- _TEXT BLOCK_:
○ ○ ○ ○ ○ ○ ○

I guess the drug war has a few negative consequences….

When you insist on criminalizing behavior that ought to be treated as the public health issue it is, you shouldn’t be surprised when those sanctions do horrendous collateral damage.

Alcohol prohibition didn’t work; neither does drug prohibition. There are better ways to address the problem.

But we never seem to learn.

 

 

File Under “Duh”

Andrew Sullivan recently reported on some interesting research into the consequences of state-level marijuana legalization.

○ ○ ○ ○ ○ ○ ○

[A run of records]
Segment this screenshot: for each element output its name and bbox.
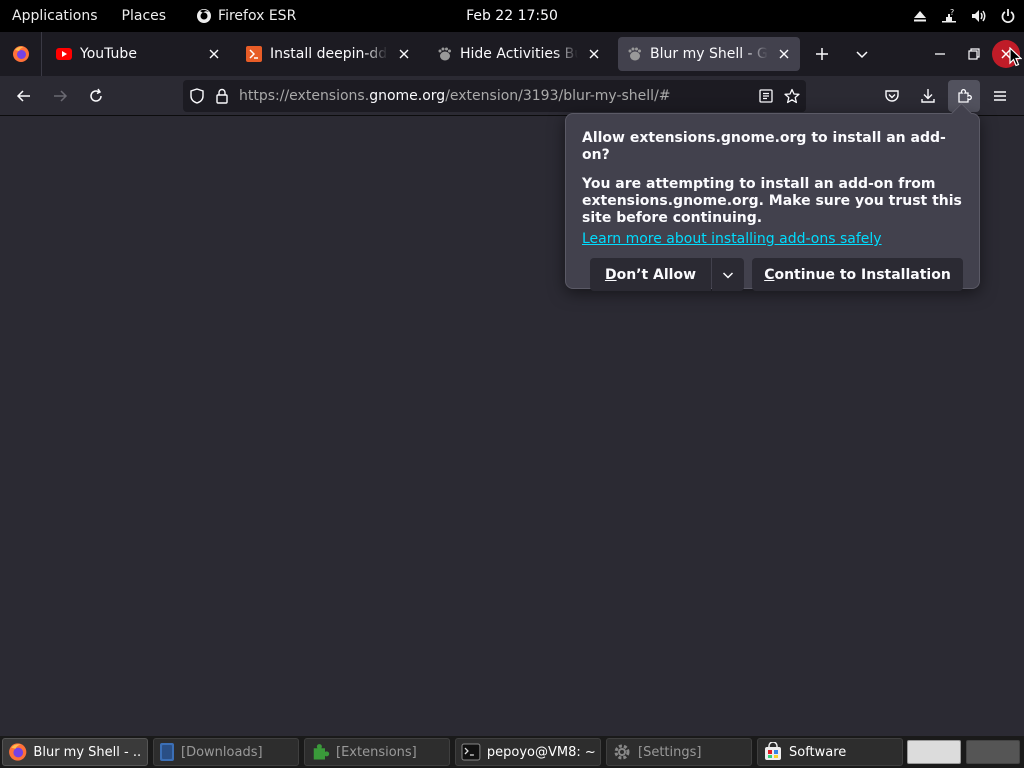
- dont-allow-button[interactable]: Don’t Allow: [590, 258, 711, 291]
- url-bar[interactable]: https://extensions.gnome.org/extension/3…: [183, 80, 806, 112]
- close-tab-icon[interactable]: [586, 46, 602, 62]
- chevron-down-icon: [722, 271, 734, 279]
- forward-button[interactable]: [44, 80, 76, 112]
- restore-icon: [968, 48, 980, 60]
- url-text[interactable]: https://extensions.gnome.org/extension/3…: [239, 88, 748, 104]
- taskbar-item-label: [Settings]: [638, 744, 702, 760]
- mouse-cursor-icon: [1009, 47, 1022, 67]
- tab-install-deepin[interactable]: Install deepin-dde on Deb: [238, 37, 420, 71]
- close-tab-icon[interactable]: [396, 46, 412, 62]
- download-icon: [921, 89, 935, 103]
- url-suffix: /extension/3193/blur-my-shell/#: [445, 88, 671, 104]
- firefox-icon: [9, 743, 27, 761]
- folder-icon: [160, 743, 174, 761]
- close-tab-icon[interactable]: [776, 46, 792, 62]
- tab-label: Install deepin-dde on Deb: [270, 46, 388, 62]
- puzzle-icon: [313, 744, 330, 760]
- list-all-tabs-button[interactable]: [846, 38, 878, 70]
- svg-text:?: ?: [950, 8, 954, 17]
- workspace-1[interactable]: [907, 740, 961, 764]
- url-domain: gnome.org: [369, 88, 446, 104]
- forward-arrow-icon: [54, 90, 68, 102]
- reload-button[interactable]: [80, 80, 112, 112]
- dont-allow-accesskey: D: [604, 266, 617, 283]
- restore-button[interactable]: [958, 38, 990, 70]
- youtube-icon: [56, 48, 72, 60]
- eject-icon[interactable]: [912, 8, 928, 24]
- places-menu[interactable]: Places: [110, 0, 179, 32]
- firefox-app-icon: [197, 9, 212, 23]
- install-icon: [246, 46, 262, 62]
- back-button[interactable]: [8, 80, 40, 112]
- popup-message: You are attempting to install an add-on …: [582, 176, 962, 226]
- downloads-button[interactable]: [912, 80, 944, 112]
- hamburger-menu-icon: [994, 91, 1006, 101]
- taskbar-item-label: pepoyo@VM8: ~: [486, 744, 595, 760]
- clock[interactable]: Feb 22 17:50: [466, 8, 558, 24]
- tab-label: YouTube: [80, 46, 137, 62]
- continue-accesskey: C: [764, 266, 775, 283]
- tracking-protection-shield-icon[interactable]: [189, 88, 205, 104]
- window-list-taskbar: Blur my Shell - ... [Downloads] [Extensi…: [0, 736, 1024, 768]
- chevron-down-icon: [856, 51, 868, 59]
- url-prefix: https://extensions.: [239, 88, 370, 104]
- app-name: Firefox ESR: [218, 8, 297, 24]
- tab-blur-my-shell[interactable]: Blur my Shell - GNOME Sh: [618, 37, 800, 71]
- terminal-icon: [461, 743, 481, 761]
- minimize-icon: [935, 53, 945, 55]
- taskbar-item-firefox[interactable]: Blur my Shell - ...: [2, 738, 148, 766]
- tab-strip: YouTube Install deepin-dde on Deb Hide A…: [0, 32, 1024, 76]
- new-tab-button[interactable]: [806, 38, 838, 70]
- dont-allow-label: on’t Allow: [616, 266, 697, 283]
- gnome-foot-icon: [628, 47, 641, 61]
- taskbar-item-label: Software: [789, 744, 847, 760]
- taskbar-item-settings[interactable]: [Settings]: [606, 738, 752, 766]
- continue-to-installation-button[interactable]: Continue to Installation: [752, 258, 963, 291]
- popup-buttons: Don’t Allow Continue to Installation: [590, 258, 963, 291]
- minimize-button[interactable]: [924, 38, 956, 70]
- pocket-button[interactable]: [876, 80, 908, 112]
- software-icon: [765, 742, 781, 760]
- continue-label: ontinue to Installation: [774, 266, 951, 283]
- reader-view-icon[interactable]: [758, 88, 774, 104]
- back-arrow-icon: [16, 90, 30, 102]
- taskbar-item-label: [Extensions]: [336, 744, 417, 760]
- tab-label: Blur my Shell - GNOME Sh: [650, 46, 768, 62]
- reload-icon: [90, 88, 102, 102]
- gear-icon: [614, 744, 630, 760]
- network-unknown-icon[interactable]: ?: [940, 8, 958, 24]
- puzzle-piece-icon: [958, 89, 972, 103]
- applications-menu[interactable]: Applications: [0, 0, 110, 32]
- taskbar-item-label: [Downloads]: [181, 744, 263, 760]
- learn-more-link[interactable]: Learn more about installing add-ons safe…: [582, 231, 882, 248]
- taskbar-item-software[interactable]: Software: [757, 738, 903, 766]
- dont-allow-split-button: Don’t Allow: [590, 258, 744, 291]
- taskbar-item-label: Blur my Shell - ...: [33, 744, 142, 760]
- app-menu[interactable]: Firefox ESR: [178, 0, 308, 32]
- bookmark-star-icon[interactable]: [784, 88, 800, 104]
- taskbar-item-downloads[interactable]: [Downloads]: [153, 738, 299, 766]
- navigation-toolbar: https://extensions.gnome.org/extension/3…: [0, 76, 1024, 116]
- system-status-area[interactable]: ?: [912, 0, 1016, 32]
- tab-hide-activities[interactable]: Hide Activities Button - GN: [428, 37, 610, 71]
- firefox-view-button[interactable]: [0, 32, 42, 76]
- power-icon[interactable]: [1000, 8, 1016, 24]
- tab-label: Hide Activities Button - GN: [460, 46, 578, 62]
- plus-icon: [816, 48, 828, 60]
- taskbar-item-extensions[interactable]: [Extensions]: [304, 738, 450, 766]
- lock-icon[interactable]: [215, 88, 229, 104]
- addon-install-permission-popup: Allow extensions.gnome.org to install an…: [565, 113, 980, 291]
- app-menu-button[interactable]: [984, 80, 1016, 112]
- pocket-icon: [885, 90, 899, 102]
- gnome-foot-icon: [438, 47, 451, 61]
- popup-title: Allow extensions.gnome.org to install an…: [582, 130, 946, 163]
- gnome-top-bar: Applications Places Firefox ESR Feb 22 1…: [0, 0, 1024, 32]
- taskbar-item-terminal[interactable]: pepoyo@VM8: ~: [455, 738, 601, 766]
- tab-youtube[interactable]: YouTube: [48, 37, 230, 71]
- volume-icon[interactable]: [970, 8, 988, 24]
- firefox-icon: [12, 46, 29, 62]
- close-tab-icon[interactable]: [206, 46, 222, 62]
- dont-allow-dropdown-button[interactable]: [712, 258, 744, 291]
- workspace-2[interactable]: [966, 740, 1020, 764]
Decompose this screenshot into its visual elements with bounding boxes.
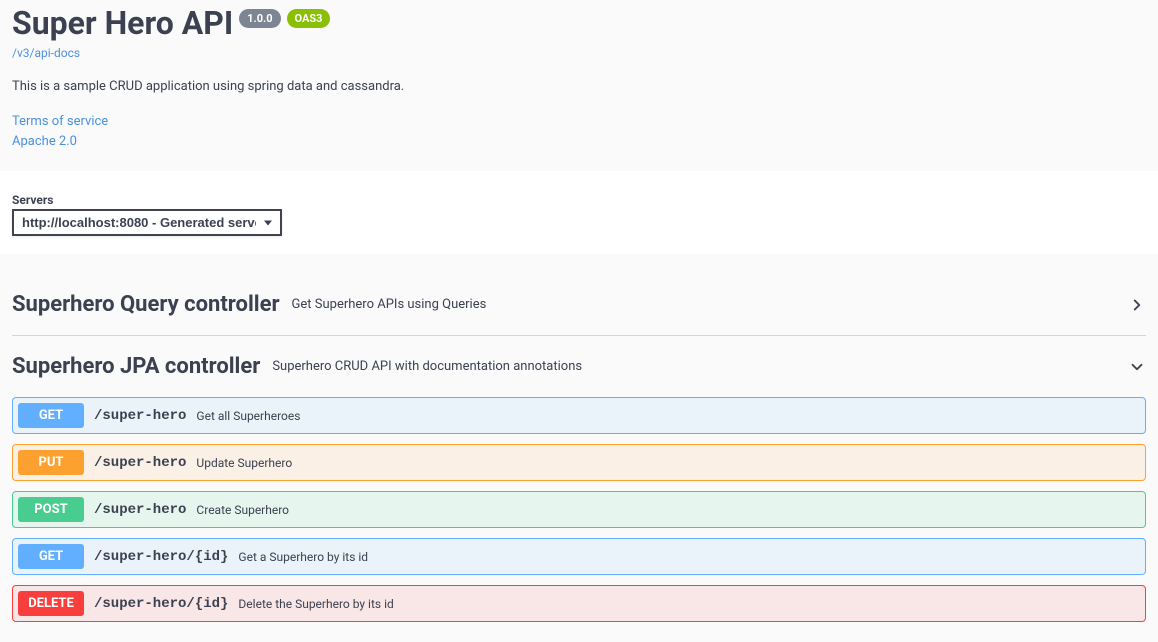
operation-path: /super-hero [94, 408, 186, 424]
operation-path: /super-hero [94, 502, 186, 518]
operation-post-super-hero[interactable]: POST /super-hero Create Superhero [12, 491, 1146, 528]
operation-put-super-hero[interactable]: PUT /super-hero Update Superhero [12, 444, 1146, 481]
tag-name: Superhero Query controller [12, 292, 280, 317]
server-select[interactable]: http://localhost:8080 - Generated server… [12, 209, 282, 236]
tag-name: Superhero JPA controller [12, 354, 260, 379]
title-row: Super Hero API 1.0.0 OAS3 [12, 0, 1146, 42]
license-link[interactable]: Apache 2.0 [12, 132, 1146, 152]
api-docs-link[interactable]: /v3/api-docs [12, 46, 80, 60]
operation-get-super-hero-by-id[interactable]: GET /super-hero/{id} Get a Superhero by … [12, 538, 1146, 575]
oas-badge: OAS3 [287, 9, 331, 28]
header-section: Super Hero API 1.0.0 OAS3 /v3/api-docs T… [0, 0, 1158, 171]
tag-superhero-query-controller[interactable]: Superhero Query controller Get Superhero… [12, 274, 1146, 336]
chevron-right-icon [1128, 296, 1146, 314]
operation-summary: Create Superhero [196, 503, 289, 517]
operation-path: /super-hero/{id} [94, 549, 228, 565]
chevron-down-icon [1128, 358, 1146, 376]
method-badge: POST [18, 497, 84, 522]
api-title: Super Hero API [12, 4, 233, 42]
tag-superhero-jpa-controller[interactable]: Superhero JPA controller Superhero CRUD … [12, 336, 1146, 397]
api-description: This is a sample CRUD application using … [12, 79, 1146, 94]
operation-path: /super-hero [94, 455, 186, 471]
operation-get-super-hero[interactable]: GET /super-hero Get all Superheroes [12, 397, 1146, 434]
terms-of-service-link[interactable]: Terms of service [12, 112, 1146, 132]
operation-summary: Update Superhero [196, 456, 292, 470]
version-badge: 1.0.0 [239, 9, 280, 28]
operation-summary: Get a Superhero by its id [238, 550, 368, 564]
method-badge: GET [18, 403, 84, 428]
method-badge: DELETE [18, 591, 84, 616]
meta-links: Terms of service Apache 2.0 [12, 112, 1146, 151]
tag-description: Get Superhero APIs using Queries [292, 297, 1128, 312]
operation-summary: Get all Superheroes [196, 409, 300, 423]
tag-description: Superhero CRUD API with documentation an… [272, 359, 1128, 374]
operation-summary: Delete the Superhero by its id [238, 597, 393, 611]
method-badge: PUT [18, 450, 84, 475]
operation-delete-super-hero-by-id[interactable]: DELETE /super-hero/{id} Delete the Super… [12, 585, 1146, 622]
method-badge: GET [18, 544, 84, 569]
servers-section: Servers http://localhost:8080 - Generate… [0, 171, 1158, 254]
servers-label: Servers [12, 193, 1146, 207]
operation-path: /super-hero/{id} [94, 596, 228, 612]
controllers-section: Superhero Query controller Get Superhero… [0, 274, 1158, 642]
server-select-wrapper: http://localhost:8080 - Generated server… [12, 209, 282, 236]
operations-list: GET /super-hero Get all Superheroes PUT … [12, 397, 1146, 642]
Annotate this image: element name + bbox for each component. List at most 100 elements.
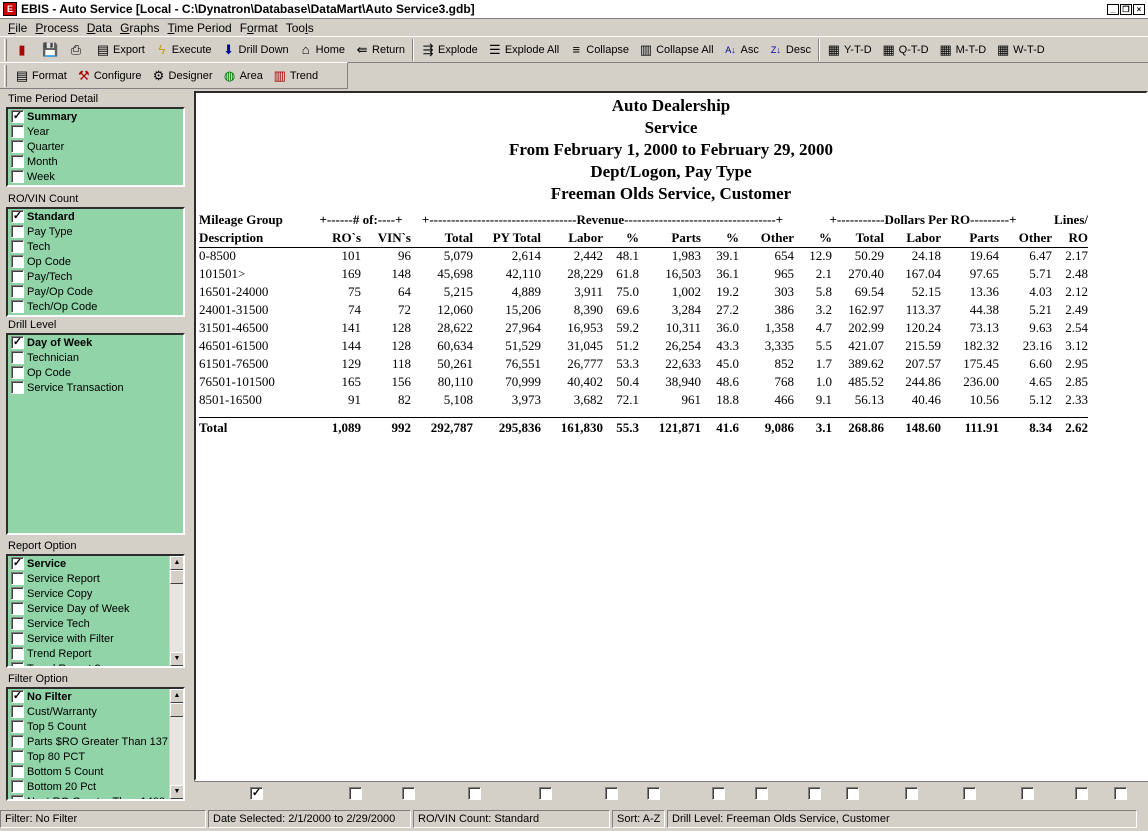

○ ○ ○ ○ ○ ○ ○

- _ACTIONS TO TAKE_:
a) Output the passage of the drug war text between "When you insist" and "seem to learn.", inclusive, word for word.
b) Express the lines of the records between the line holding "operation-path: /super-hero [94, 408, 186, 424]" and the line holding "tag-superhero-query-controller[interactable]: Superhero Query", inclusive, as a JSON list of strings with one string per line. Leave out any blank lines.

- _RESPONSES TO THE TASKS_:
a)
When you insist on criminalizing behavior that ought to be treated as the public health issue it is, you shouldn’t be surprised when those sanctions do horrendous collateral damage.

Alcohol prohibition didn’t work; neither does drug prohibition. There are better ways to address the problem.

But we never seem to learn.

b)
[
  "operation-path: /super-hero [94, 408, 186, 424]",
  "operation-path: /super-hero [94, 502, 186, 518]",
  "operation-post-super-hero[interactable]: POST /super-hero Create Superhero [12, 491, 1146, 528]",
  "operation-put-super-hero[interactable]: PUT /super-hero Update Superhero [12, 444, 1146, 481]",
  "tag-name: Superhero Query controller [12, 292, 280, 317]",
  "server-select[interactable]: http://localhost:8080 - Generated server… [12, 209, 282, 236]",
  "tag-name: Superhero JPA controller [12, 354, 260, 379]",
  "title-row: Super Hero API 1.0.0 OAS3 [12, 0, 1146, 42]",
  "license-link[interactable]: Apache 2.0 [12, 132, 1146, 152]",
  "api-docs-link[interactable]: /v3/api-docs [12, 46, 80, 60]",
  "operation-get-super-hero-by-id[interactable]: GET /super-hero/{id} Get a Superhero by … [12, 538, 1146, 575]",
  "oas-badge: OAS3 [287, 9, 331, 28]",
  "header-section: Super Hero API 1.0.0 OAS3 /v3/api-docs T… [0, 0, 1158, 171]",
  "tag-superhero-query-controller[interactable]: Superhero Query controller Get Superhero… [12, 274, 1146, 336]"
]